- **DIRECTION**
Reproduce every row below word for word, omitting the pictures.

[Page element annotations]

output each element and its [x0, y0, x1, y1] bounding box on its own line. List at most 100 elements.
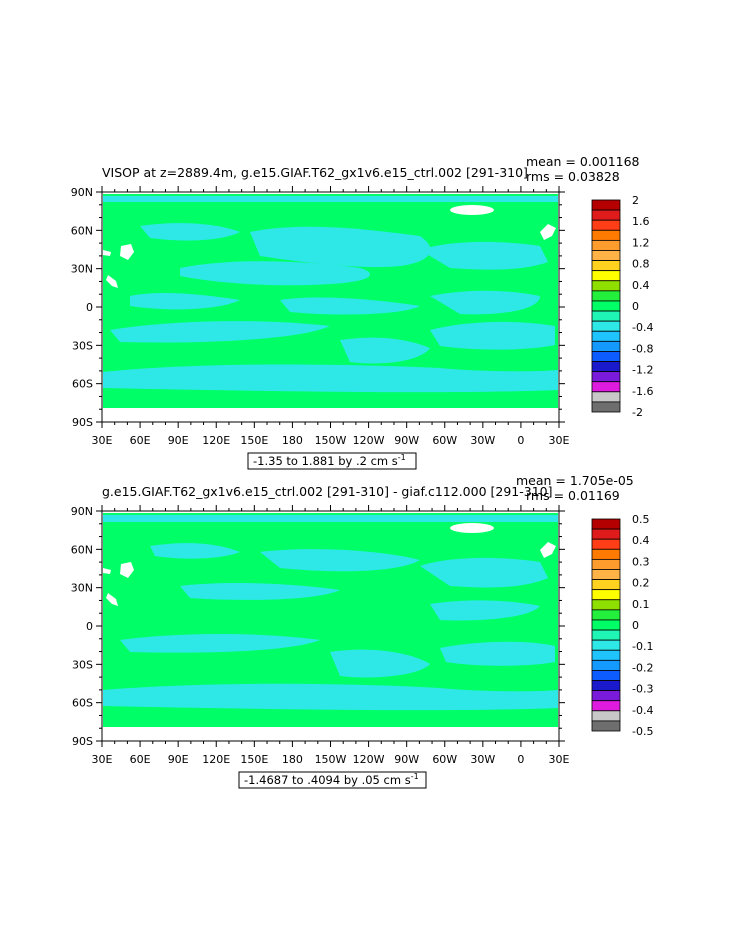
y-tick-label: 90S [72, 735, 93, 748]
colorbar-swatch [591, 700, 621, 712]
colorbar-swatch [591, 280, 621, 292]
colorbar-swatch [591, 381, 621, 393]
y-tick-label: 60S [72, 697, 93, 710]
x-tick-label: 30E [92, 753, 113, 766]
colorbar-swatch [591, 649, 621, 661]
map-field [103, 513, 558, 741]
map-field [103, 194, 558, 422]
colorbar-swatch [591, 589, 621, 601]
colorbar-label: 0.1 [632, 598, 650, 611]
colorbar-swatch [591, 528, 621, 540]
x-tick-label: 150E [240, 434, 268, 447]
axis-ticks [96, 186, 565, 428]
colorbar-swatch [591, 629, 621, 641]
colorbar-swatch [591, 720, 621, 732]
x-tick-label: 30E [92, 434, 113, 447]
x-tick-label: 150W [315, 434, 347, 447]
colorbar-swatch [591, 199, 621, 211]
x-tick-label: 90W [394, 753, 419, 766]
mean-stat: mean = 1.705e-05 [516, 473, 634, 488]
colorbar-label: -2 [632, 406, 643, 419]
y-tick-label: 60N [71, 224, 93, 237]
x-tick-label: 30E [549, 434, 570, 447]
colorbar-label: 0.8 [632, 258, 650, 271]
colorbar-label: -0.5 [632, 725, 653, 738]
colorbar-label: -0.1 [632, 640, 653, 653]
x-tick-label: 0 [517, 753, 524, 766]
axis-ticks [96, 505, 565, 747]
colorbar-label: -0.4 [632, 321, 653, 334]
y-tick-label: 60N [71, 543, 93, 556]
colorbar-swatch [591, 558, 621, 570]
colorbar-swatch [591, 401, 621, 413]
colorbar-label: 0.4 [632, 279, 650, 292]
colorbar-swatch [591, 659, 621, 671]
x-tick-label: 90E [168, 434, 189, 447]
mean-stat: mean = 0.001168 [526, 154, 640, 169]
colorbar-swatch [591, 270, 621, 282]
colorbar-swatch [591, 569, 621, 580]
colorbar-swatch [591, 391, 621, 403]
colorbar-swatch [591, 639, 621, 651]
colorbar-label: 0 [632, 619, 639, 632]
x-tick-label: 90E [168, 753, 189, 766]
colorbar: 2 1.6 1.2 0.8 0.4 0 -0.4 -0.8 -1.2 -1.6 -2 [591, 194, 653, 419]
panel-1: VISOP at z=2889.4m, g.e15.GIAF.T62_gx1v6… [71, 154, 653, 470]
y-tick-label: 0 [86, 301, 93, 314]
land-mask [103, 523, 558, 741]
colorbar-label: -0.2 [632, 661, 653, 674]
x-tick-label: 150W [315, 753, 347, 766]
colorbar-swatch [591, 619, 621, 631]
colorbar-swatch [591, 250, 621, 261]
x-tick-label: 60E [130, 434, 151, 447]
y-tick-label: 30S [72, 339, 93, 352]
colorbar-swatch [591, 609, 621, 621]
colorbar-swatch [591, 538, 621, 550]
colorbar-swatch [591, 670, 621, 681]
colorbar-swatch [591, 690, 621, 702]
x-tick-label: 150E [240, 753, 268, 766]
y-tick-label: 30N [71, 263, 93, 276]
colorbar-label: -0.3 [632, 683, 653, 696]
colorbar-swatch [591, 290, 621, 302]
colorbar-label: 2 [632, 194, 639, 207]
y-tick-label: 90S [72, 416, 93, 429]
colorbar-swatch [591, 239, 621, 251]
y-tick-label: 30S [72, 658, 93, 671]
colorbar-swatch [591, 219, 621, 231]
x-tick-label: 30E [549, 753, 570, 766]
land-mask [103, 205, 558, 422]
colorbar-swatch [591, 579, 621, 591]
colorbar-swatch [591, 599, 621, 611]
x-tick-label: 120E [202, 434, 230, 447]
range-label: -1.35 to 1.881 by .2 cm s-1 [253, 453, 406, 468]
colorbar-label: 1.6 [632, 215, 650, 228]
x-tick-label: 60W [432, 434, 457, 447]
x-tick-label: 120E [202, 753, 230, 766]
colorbar-swatch [591, 260, 621, 272]
colorbar-label: -1.6 [632, 385, 653, 398]
x-tick-label: 60E [130, 753, 151, 766]
x-tick-label: 180 [282, 434, 303, 447]
colorbar-label: 1.2 [632, 236, 650, 249]
range-label-box: -1.35 to 1.881 by .2 cm s-1 [247, 452, 417, 470]
colorbar-label: -1.2 [632, 364, 653, 377]
x-tick-label: 30W [470, 753, 495, 766]
colorbar-label: 0.3 [632, 555, 650, 568]
x-tick-label: 120W [353, 434, 385, 447]
colorbar-label: 0 [632, 300, 639, 313]
x-tick-label: 30W [470, 434, 495, 447]
x-axis-labels: 30E 60E 90E 120E 150E 180 150W 120W 90W 60W 30W 0 30… [92, 753, 570, 766]
x-tick-label: 60W [432, 753, 457, 766]
y-axis-labels: 90N 60N 30N 0 30S 60S 90S [71, 186, 93, 429]
x-axis-labels: 30E 60E 90E 120E 150E 180 150W 120W 90W 60W 30W 0 30… [92, 434, 570, 447]
range-label-box: -1.4687 to .4094 by .05 cm s-1 [238, 771, 427, 789]
y-tick-label: 30N [71, 582, 93, 595]
colorbar-label: -0.8 [632, 342, 653, 355]
negative-anomaly-patches [103, 196, 558, 393]
colorbar-label: 0.2 [632, 577, 650, 590]
x-tick-label: 0 [517, 434, 524, 447]
colorbar: 0.5 0.4 0.3 0.2 0.1 0 -0.1 -0.2 -0.3 -0.4 -0.5 [591, 513, 653, 738]
colorbar-swatch [591, 518, 621, 530]
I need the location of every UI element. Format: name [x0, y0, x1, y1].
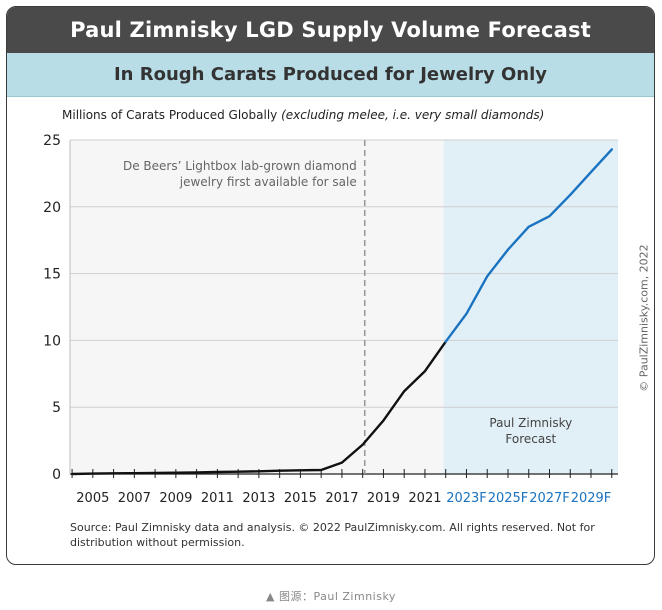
x-tick-label: 2009: [159, 491, 192, 506]
forecast-series-line: [444, 148, 613, 343]
y-axis-label-note: (excluding melee, i.e. very small diamon…: [281, 108, 545, 122]
annotation-label: De Beers’ Lightbox lab-grown diamond: [123, 159, 357, 173]
x-tick-label: 2007: [118, 491, 151, 506]
annotation-label: jewelry first available for sale: [179, 175, 357, 189]
x-tick-label: 2023F: [446, 491, 487, 506]
chart-subtitle: In Rough Carats Produced for Jewelry Onl…: [7, 53, 654, 97]
y-tick-label: 5: [52, 400, 61, 416]
y-axis-label: Millions of Carats Produced Globally (ex…: [62, 108, 544, 122]
y-tick-label: 10: [43, 333, 61, 349]
y-tick-label: 0: [52, 467, 61, 483]
image-caption: ▲ 图源：Paul Zimnisky: [266, 590, 396, 603]
y-tick-label: 25: [43, 133, 61, 149]
source-note: Source: Paul Zimnisky data and analysis.…: [70, 521, 595, 549]
x-tick-label: 2005: [76, 491, 109, 506]
copyright-note: © PaulZimnisky.com, 2022: [637, 244, 651, 392]
x-tick-label: 2013: [242, 491, 275, 506]
y-axis-label-main: Millions of Carats Produced Globally: [62, 108, 278, 122]
forecast-region: [443, 140, 618, 474]
x-tick-label: 2029F: [571, 491, 612, 506]
x-tick-label: 2027F: [529, 491, 570, 506]
x-tick-label: 2011: [201, 491, 234, 506]
historical-series-line: [70, 340, 447, 476]
y-tick-label: 20: [43, 200, 61, 216]
x-tick-label: 2015: [284, 491, 317, 506]
x-tick-label: 2019: [367, 491, 400, 506]
x-tick-label: 2025F: [488, 491, 529, 506]
chart-title: Paul Zimnisky LGD Supply Volume Forecast: [7, 7, 654, 53]
forecast-label: Forecast: [505, 432, 556, 446]
y-tick-label: 15: [43, 267, 61, 283]
forecast-label: Paul Zimnisky: [489, 416, 572, 430]
x-tick-label: 2021: [408, 491, 441, 506]
x-tick-label: 2017: [325, 491, 358, 506]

- **FINISHED ANSWER**
output each element and its [x0, y0, x1, y1] bounding box on its own line. List at most 100 elements.
y-tick-label: 90S [72, 735, 93, 748]
colorbar-swatch [591, 700, 621, 712]
colorbar-swatch [591, 280, 621, 292]
colorbar-swatch [591, 381, 621, 393]
y-tick-label: 60S [72, 697, 93, 710]
x-tick-label: 30E [92, 753, 113, 766]
colorbar-swatch [591, 649, 621, 661]
map-field [103, 513, 558, 741]
map-field [103, 194, 558, 422]
colorbar-swatch [591, 589, 621, 601]
colorbar-label: 0.1 [632, 598, 650, 611]
colorbar-swatch [591, 528, 621, 540]
x-tick-label: 150E [240, 434, 268, 447]
axis-ticks [96, 186, 565, 428]
colorbar-swatch [591, 629, 621, 641]
colorbar-swatch [591, 720, 621, 732]
x-tick-label: 30E [92, 434, 113, 447]
x-tick-label: 150W [315, 434, 347, 447]
colorbar-swatch [591, 199, 621, 211]
x-tick-label: 90W [394, 753, 419, 766]
mean-stat: mean = 1.705e-05 [516, 473, 634, 488]
colorbar-label: -2 [632, 406, 643, 419]
y-tick-label: 60N [71, 224, 93, 237]
x-tick-label: 30E [549, 434, 570, 447]
colorbar-label: 0.8 [632, 258, 650, 271]
colorbar-label: -0.5 [632, 725, 653, 738]
colorbar-label: -0.1 [632, 640, 653, 653]
x-tick-label: 0 [517, 753, 524, 766]
axis-ticks [96, 505, 565, 747]
colorbar-label: -0.4 [632, 321, 653, 334]
y-tick-label: 60N [71, 543, 93, 556]
colorbar-swatch [591, 558, 621, 570]
colorbar-swatch [591, 401, 621, 413]
colorbar-label: 0.4 [632, 279, 650, 292]
colorbar-swatch [591, 659, 621, 671]
x-tick-label: 90E [168, 434, 189, 447]
mean-stat: mean = 0.001168 [526, 154, 640, 169]
colorbar-swatch [591, 270, 621, 282]
colorbar-swatch [591, 569, 621, 580]
colorbar-swatch [591, 391, 621, 403]
colorbar-swatch [591, 639, 621, 651]
colorbar-label: 0 [632, 619, 639, 632]
x-tick-label: 90E [168, 753, 189, 766]
colorbar: 2 1.6 1.2 0.8 0.4 0 -0.4 -0.8 -1.2 -1.6 -2 [591, 194, 653, 419]
panel-1: VISOP at z=2889.4m, g.e15.GIAF.T62_gx1v6… [71, 154, 653, 470]
y-tick-label: 0 [86, 301, 93, 314]
land-mask [103, 523, 558, 741]
colorbar-label: -0.2 [632, 661, 653, 674]
x-tick-label: 150W [315, 753, 347, 766]
colorbar-swatch [591, 619, 621, 631]
colorbar-swatch [591, 250, 621, 261]
x-tick-label: 60E [130, 434, 151, 447]
y-tick-label: 30S [72, 339, 93, 352]
colorbar-swatch [591, 609, 621, 621]
colorbar-swatch [591, 538, 621, 550]
colorbar-swatch [591, 670, 621, 681]
colorbar-swatch [591, 690, 621, 702]
x-tick-label: 150E [240, 753, 268, 766]
y-tick-label: 30N [71, 263, 93, 276]
colorbar-label: -0.3 [632, 683, 653, 696]
colorbar-swatch [591, 290, 621, 302]
colorbar-label: 2 [632, 194, 639, 207]
y-tick-label: 90S [72, 416, 93, 429]
colorbar-swatch [591, 239, 621, 251]
y-tick-label: 30S [72, 658, 93, 671]
colorbar-swatch [591, 219, 621, 231]
x-tick-label: 30E [549, 753, 570, 766]
land-mask [103, 205, 558, 422]
colorbar-swatch [591, 579, 621, 591]
colorbar-swatch [591, 599, 621, 611]
x-tick-label: 120E [202, 434, 230, 447]
range-label: -1.35 to 1.881 by .2 cm s-1 [253, 453, 406, 468]
colorbar-label: 1.6 [632, 215, 650, 228]
x-tick-label: 60W [432, 434, 457, 447]
x-tick-label: 120E [202, 753, 230, 766]
colorbar-swatch [591, 260, 621, 272]
colorbar-label: -1.6 [632, 385, 653, 398]
x-tick-label: 60E [130, 753, 151, 766]
x-tick-label: 180 [282, 434, 303, 447]
colorbar-label: 1.2 [632, 236, 650, 249]
range-label-box: -1.35 to 1.881 by .2 cm s-1 [247, 452, 417, 470]
colorbar-label: -1.2 [632, 364, 653, 377]
x-tick-label: 30W [470, 753, 495, 766]
colorbar-label: 0.3 [632, 555, 650, 568]
x-tick-label: 120W [353, 434, 385, 447]
colorbar-label: 0 [632, 300, 639, 313]
x-tick-label: 30W [470, 434, 495, 447]
x-axis-labels: 30E 60E 90E 120E 150E 180 150W 120W 90W 60W 30W 0 30… [92, 753, 570, 766]
x-tick-label: 60W [432, 753, 457, 766]
y-axis-labels: 90N 60N 30N 0 30S 60S 90S [71, 186, 93, 429]
x-axis-labels: 30E 60E 90E 120E 150E 180 150W 120W 90W 60W 30W 0 30… [92, 434, 570, 447]
range-label-box: -1.4687 to .4094 by .05 cm s-1 [238, 771, 427, 789]
y-tick-label: 30N [71, 582, 93, 595]
colorbar-label: -0.8 [632, 342, 653, 355]
negative-anomaly-patches [103, 196, 558, 393]
colorbar-label: 0.2 [632, 577, 650, 590]
x-tick-label: 0 [517, 434, 524, 447]
colorbar: 0.5 0.4 0.3 0.2 0.1 0 -0.1 -0.2 -0.3 -0.4 -0.5 [591, 513, 653, 738]
colorbar-swatch [591, 518, 621, 530]
I need the location of every UI element. Format: name [x0, y0, x1, y1].
x-tick-label: 2009: [159, 491, 192, 506]
forecast-series-line: [444, 148, 613, 343]
y-axis-label-note: (excluding melee, i.e. very small diamon…: [281, 108, 545, 122]
annotation-label: De Beers’ Lightbox lab-grown diamond: [123, 159, 357, 173]
x-tick-label: 2007: [118, 491, 151, 506]
annotation-label: jewelry first available for sale: [179, 175, 357, 189]
x-tick-label: 2023F: [446, 491, 487, 506]
chart-subtitle: In Rough Carats Produced for Jewelry Onl…: [7, 53, 654, 97]
y-tick-label: 5: [52, 400, 61, 416]
y-axis-label: Millions of Carats Produced Globally (ex…: [62, 108, 544, 122]
y-tick-label: 10: [43, 333, 61, 349]
y-tick-label: 0: [52, 467, 61, 483]
image-caption: ▲ 图源：Paul Zimnisky: [266, 590, 396, 603]
y-tick-label: 25: [43, 133, 61, 149]
source-note: Source: Paul Zimnisky data and analysis.…: [70, 521, 595, 549]
x-tick-label: 2005: [76, 491, 109, 506]
copyright-note: © PaulZimnisky.com, 2022: [637, 244, 651, 392]
x-tick-label: 2013: [242, 491, 275, 506]
y-axis-label-main: Millions of Carats Produced Globally: [62, 108, 278, 122]
forecast-region: [443, 140, 618, 474]
x-tick-label: 2029F: [571, 491, 612, 506]
x-tick-label: 2027F: [529, 491, 570, 506]
x-tick-label: 2011: [201, 491, 234, 506]
historical-series-line: [70, 340, 447, 476]
y-tick-label: 20: [43, 200, 61, 216]
x-tick-label: 2015: [284, 491, 317, 506]
x-tick-label: 2019: [367, 491, 400, 506]
x-tick-label: 2025F: [488, 491, 529, 506]
chart-title: Paul Zimnisky LGD Supply Volume Forecast: [7, 7, 654, 53]
forecast-label: Forecast: [505, 432, 556, 446]
y-tick-label: 15: [43, 267, 61, 283]
forecast-label: Paul Zimnisky: [489, 416, 572, 430]
x-tick-label: 2021: [408, 491, 441, 506]
x-tick-label: 2017: [325, 491, 358, 506]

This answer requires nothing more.